RECORD LIST
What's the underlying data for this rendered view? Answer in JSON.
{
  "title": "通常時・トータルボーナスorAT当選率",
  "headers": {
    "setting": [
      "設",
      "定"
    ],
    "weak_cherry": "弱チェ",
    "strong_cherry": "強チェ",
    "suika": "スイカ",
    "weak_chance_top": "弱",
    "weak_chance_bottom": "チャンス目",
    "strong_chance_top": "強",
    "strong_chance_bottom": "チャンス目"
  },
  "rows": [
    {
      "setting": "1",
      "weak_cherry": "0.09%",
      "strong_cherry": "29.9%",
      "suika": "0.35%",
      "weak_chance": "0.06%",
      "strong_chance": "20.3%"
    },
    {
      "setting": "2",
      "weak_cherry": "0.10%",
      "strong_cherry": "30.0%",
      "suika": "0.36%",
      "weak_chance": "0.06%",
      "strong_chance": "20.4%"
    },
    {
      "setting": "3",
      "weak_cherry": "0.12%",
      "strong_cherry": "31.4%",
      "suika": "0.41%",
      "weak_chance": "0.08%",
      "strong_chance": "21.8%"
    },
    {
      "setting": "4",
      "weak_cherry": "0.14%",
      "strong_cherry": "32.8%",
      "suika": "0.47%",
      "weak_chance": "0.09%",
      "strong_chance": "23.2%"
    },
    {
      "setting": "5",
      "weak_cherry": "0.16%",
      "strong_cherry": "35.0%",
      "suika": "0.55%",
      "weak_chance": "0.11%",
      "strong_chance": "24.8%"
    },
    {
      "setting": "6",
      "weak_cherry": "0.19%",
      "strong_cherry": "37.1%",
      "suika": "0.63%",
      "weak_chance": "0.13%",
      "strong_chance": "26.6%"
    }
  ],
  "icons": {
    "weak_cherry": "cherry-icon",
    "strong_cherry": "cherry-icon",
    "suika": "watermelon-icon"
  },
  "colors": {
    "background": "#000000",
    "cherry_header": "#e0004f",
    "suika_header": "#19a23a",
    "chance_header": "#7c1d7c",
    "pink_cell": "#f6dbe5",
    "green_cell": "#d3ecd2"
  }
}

==

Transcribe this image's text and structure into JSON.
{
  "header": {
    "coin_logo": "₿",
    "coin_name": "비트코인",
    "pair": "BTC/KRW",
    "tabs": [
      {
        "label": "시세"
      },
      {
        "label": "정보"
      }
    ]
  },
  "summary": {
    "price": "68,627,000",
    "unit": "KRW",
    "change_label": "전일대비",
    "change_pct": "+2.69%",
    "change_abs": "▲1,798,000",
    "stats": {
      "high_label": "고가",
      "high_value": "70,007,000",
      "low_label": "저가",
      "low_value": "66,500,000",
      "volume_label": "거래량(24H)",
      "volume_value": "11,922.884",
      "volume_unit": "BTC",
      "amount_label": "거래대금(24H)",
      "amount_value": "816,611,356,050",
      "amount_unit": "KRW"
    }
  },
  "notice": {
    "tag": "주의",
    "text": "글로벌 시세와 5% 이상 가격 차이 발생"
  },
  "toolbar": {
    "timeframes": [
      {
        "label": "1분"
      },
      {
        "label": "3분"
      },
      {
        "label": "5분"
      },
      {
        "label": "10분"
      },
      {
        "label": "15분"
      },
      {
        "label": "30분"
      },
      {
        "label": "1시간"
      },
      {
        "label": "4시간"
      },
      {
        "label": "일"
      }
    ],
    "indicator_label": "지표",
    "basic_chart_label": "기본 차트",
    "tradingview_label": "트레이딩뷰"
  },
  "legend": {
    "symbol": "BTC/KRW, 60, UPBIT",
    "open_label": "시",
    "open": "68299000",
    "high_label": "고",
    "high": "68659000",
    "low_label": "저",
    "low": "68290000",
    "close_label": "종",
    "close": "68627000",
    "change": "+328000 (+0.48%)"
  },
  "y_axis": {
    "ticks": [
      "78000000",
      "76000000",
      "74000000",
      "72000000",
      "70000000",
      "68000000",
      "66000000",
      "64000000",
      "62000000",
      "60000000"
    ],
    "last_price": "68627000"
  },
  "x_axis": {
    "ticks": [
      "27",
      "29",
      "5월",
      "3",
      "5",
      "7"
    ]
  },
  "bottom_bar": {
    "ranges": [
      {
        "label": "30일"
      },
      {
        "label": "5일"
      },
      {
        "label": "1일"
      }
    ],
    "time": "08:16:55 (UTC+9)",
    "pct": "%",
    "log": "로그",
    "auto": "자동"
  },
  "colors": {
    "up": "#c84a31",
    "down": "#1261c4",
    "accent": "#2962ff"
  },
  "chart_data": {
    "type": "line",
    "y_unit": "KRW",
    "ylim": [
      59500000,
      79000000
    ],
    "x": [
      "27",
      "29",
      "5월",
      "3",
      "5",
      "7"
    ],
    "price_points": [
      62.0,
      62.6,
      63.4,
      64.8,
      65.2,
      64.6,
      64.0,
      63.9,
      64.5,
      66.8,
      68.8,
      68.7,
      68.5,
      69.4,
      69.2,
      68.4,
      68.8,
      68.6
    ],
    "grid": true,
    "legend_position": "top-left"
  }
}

* * *

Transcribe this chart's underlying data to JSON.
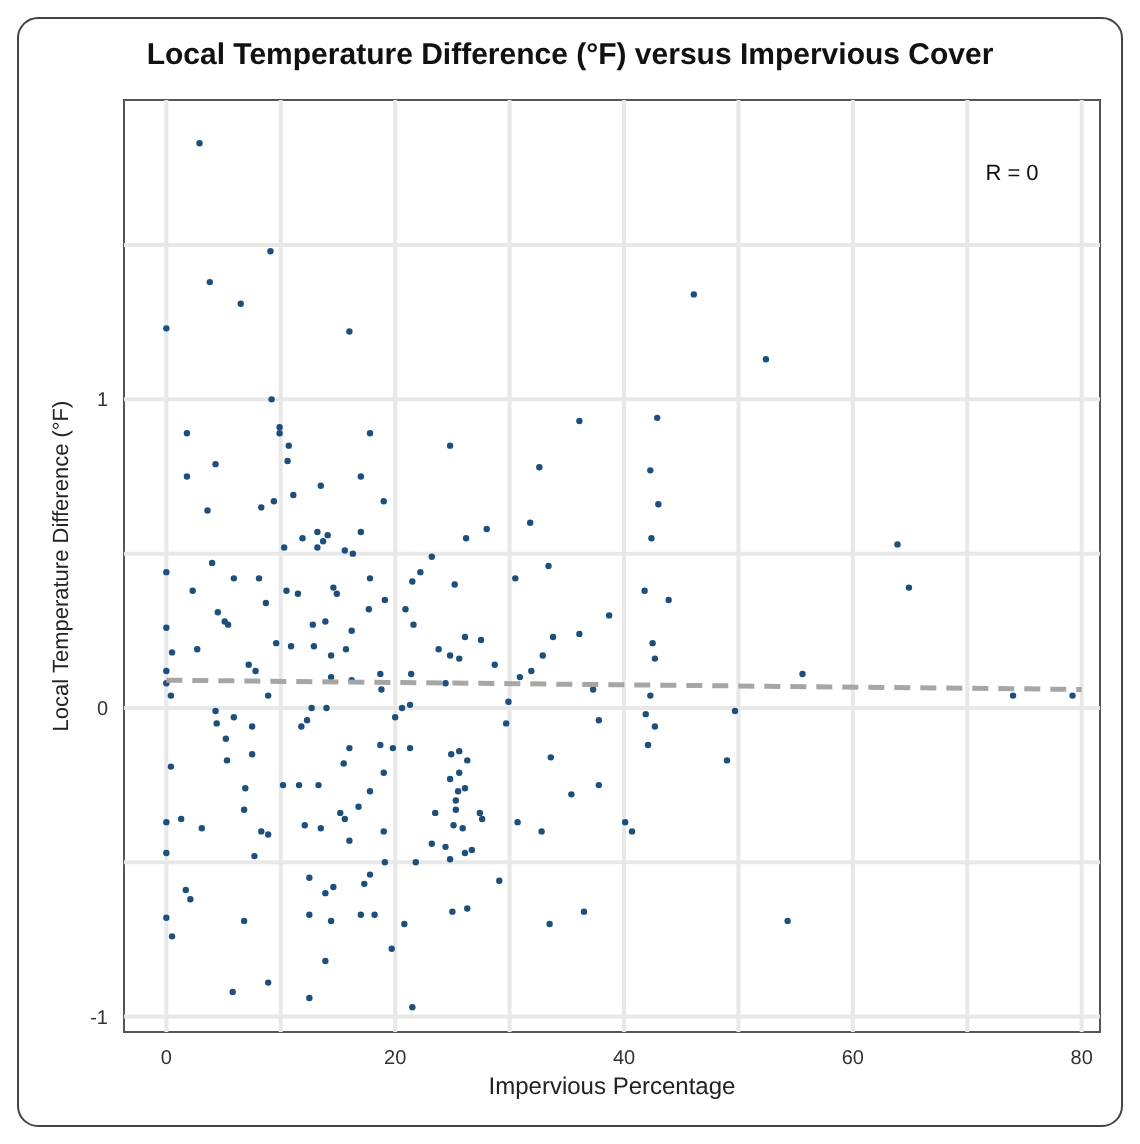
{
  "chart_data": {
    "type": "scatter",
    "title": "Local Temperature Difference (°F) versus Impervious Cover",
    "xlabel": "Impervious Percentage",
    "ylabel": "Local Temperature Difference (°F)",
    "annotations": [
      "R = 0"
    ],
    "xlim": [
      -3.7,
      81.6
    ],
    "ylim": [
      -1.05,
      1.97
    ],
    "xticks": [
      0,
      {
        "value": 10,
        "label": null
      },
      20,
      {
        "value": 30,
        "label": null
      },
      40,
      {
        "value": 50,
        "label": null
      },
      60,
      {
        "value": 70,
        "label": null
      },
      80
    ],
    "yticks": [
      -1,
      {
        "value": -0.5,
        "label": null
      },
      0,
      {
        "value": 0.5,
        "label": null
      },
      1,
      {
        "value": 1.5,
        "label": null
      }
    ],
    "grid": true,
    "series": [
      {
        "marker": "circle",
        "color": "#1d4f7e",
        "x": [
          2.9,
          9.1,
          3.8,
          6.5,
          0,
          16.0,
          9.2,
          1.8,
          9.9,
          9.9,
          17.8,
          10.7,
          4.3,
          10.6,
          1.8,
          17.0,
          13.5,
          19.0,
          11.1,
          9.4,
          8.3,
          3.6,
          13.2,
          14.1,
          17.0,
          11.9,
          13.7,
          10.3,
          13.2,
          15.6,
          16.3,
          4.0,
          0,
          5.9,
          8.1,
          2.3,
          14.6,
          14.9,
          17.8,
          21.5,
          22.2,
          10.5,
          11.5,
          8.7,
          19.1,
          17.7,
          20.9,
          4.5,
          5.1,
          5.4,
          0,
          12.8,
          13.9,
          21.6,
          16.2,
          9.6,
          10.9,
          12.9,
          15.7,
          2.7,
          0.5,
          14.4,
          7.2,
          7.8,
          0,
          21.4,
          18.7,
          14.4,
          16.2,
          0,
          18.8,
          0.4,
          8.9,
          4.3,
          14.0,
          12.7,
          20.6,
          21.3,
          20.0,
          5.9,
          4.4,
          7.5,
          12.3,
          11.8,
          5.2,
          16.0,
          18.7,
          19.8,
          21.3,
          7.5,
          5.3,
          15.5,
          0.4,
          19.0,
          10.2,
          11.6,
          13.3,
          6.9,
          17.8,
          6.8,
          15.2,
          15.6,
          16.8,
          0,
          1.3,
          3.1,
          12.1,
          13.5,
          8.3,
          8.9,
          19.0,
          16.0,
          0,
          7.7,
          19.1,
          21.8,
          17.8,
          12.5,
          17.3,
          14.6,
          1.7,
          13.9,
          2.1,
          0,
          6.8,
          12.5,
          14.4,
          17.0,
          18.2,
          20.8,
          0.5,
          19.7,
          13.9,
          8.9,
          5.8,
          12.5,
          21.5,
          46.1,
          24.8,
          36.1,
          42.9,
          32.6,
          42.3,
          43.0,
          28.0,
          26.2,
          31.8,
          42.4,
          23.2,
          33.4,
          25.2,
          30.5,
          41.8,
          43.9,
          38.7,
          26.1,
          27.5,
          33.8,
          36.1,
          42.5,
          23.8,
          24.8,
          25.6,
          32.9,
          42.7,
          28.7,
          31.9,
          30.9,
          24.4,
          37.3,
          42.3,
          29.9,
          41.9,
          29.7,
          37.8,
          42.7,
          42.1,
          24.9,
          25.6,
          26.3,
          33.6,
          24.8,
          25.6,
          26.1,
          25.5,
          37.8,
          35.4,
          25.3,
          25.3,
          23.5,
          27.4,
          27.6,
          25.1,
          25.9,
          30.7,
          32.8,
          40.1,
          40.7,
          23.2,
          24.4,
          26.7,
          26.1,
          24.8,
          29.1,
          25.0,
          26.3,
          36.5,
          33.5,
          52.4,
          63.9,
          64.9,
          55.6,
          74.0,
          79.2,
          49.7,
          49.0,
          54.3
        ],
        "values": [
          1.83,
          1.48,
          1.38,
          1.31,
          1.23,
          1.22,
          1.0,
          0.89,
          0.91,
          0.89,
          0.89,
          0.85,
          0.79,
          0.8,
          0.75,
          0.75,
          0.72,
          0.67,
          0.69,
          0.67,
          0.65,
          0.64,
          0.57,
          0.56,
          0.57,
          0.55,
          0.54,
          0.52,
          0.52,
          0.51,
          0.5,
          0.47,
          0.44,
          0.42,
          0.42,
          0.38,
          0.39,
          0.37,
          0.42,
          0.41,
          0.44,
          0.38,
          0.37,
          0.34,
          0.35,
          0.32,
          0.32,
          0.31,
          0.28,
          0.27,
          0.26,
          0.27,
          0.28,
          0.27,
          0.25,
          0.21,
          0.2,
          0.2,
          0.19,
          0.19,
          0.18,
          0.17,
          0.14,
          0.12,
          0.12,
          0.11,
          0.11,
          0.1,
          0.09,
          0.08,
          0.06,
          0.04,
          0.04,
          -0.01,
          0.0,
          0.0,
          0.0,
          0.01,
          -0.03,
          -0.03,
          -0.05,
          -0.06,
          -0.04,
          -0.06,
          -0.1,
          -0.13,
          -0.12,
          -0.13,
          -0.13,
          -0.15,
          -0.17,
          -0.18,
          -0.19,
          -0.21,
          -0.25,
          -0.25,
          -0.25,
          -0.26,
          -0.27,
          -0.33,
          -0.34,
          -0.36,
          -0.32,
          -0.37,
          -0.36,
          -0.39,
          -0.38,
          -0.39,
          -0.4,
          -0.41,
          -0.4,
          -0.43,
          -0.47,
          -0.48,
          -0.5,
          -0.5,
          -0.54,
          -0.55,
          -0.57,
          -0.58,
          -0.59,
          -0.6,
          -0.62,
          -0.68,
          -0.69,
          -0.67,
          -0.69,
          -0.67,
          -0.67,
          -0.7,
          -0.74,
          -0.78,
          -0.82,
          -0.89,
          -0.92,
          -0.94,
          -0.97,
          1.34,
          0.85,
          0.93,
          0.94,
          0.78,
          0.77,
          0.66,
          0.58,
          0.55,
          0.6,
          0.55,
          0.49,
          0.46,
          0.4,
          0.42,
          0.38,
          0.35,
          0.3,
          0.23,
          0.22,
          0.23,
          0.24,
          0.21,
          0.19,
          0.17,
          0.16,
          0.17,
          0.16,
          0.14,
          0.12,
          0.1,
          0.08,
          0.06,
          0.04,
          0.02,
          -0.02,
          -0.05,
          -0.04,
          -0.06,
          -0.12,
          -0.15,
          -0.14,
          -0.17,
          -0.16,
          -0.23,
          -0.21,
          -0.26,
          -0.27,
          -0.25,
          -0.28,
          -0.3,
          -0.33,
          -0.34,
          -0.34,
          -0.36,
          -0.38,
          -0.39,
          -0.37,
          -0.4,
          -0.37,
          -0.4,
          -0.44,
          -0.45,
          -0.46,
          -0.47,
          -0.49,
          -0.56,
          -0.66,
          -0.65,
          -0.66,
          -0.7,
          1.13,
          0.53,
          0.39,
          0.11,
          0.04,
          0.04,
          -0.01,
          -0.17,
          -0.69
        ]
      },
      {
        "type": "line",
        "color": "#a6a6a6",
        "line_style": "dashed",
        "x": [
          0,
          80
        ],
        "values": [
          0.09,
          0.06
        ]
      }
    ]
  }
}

GOAL
Copy out each line of the records that holds the string "title".

TASK SOLUTION
  "title": "通常時・トータルボーナスorAT当選率",
    "title": "Local Temperature Difference (°F) versus Impervious Cover",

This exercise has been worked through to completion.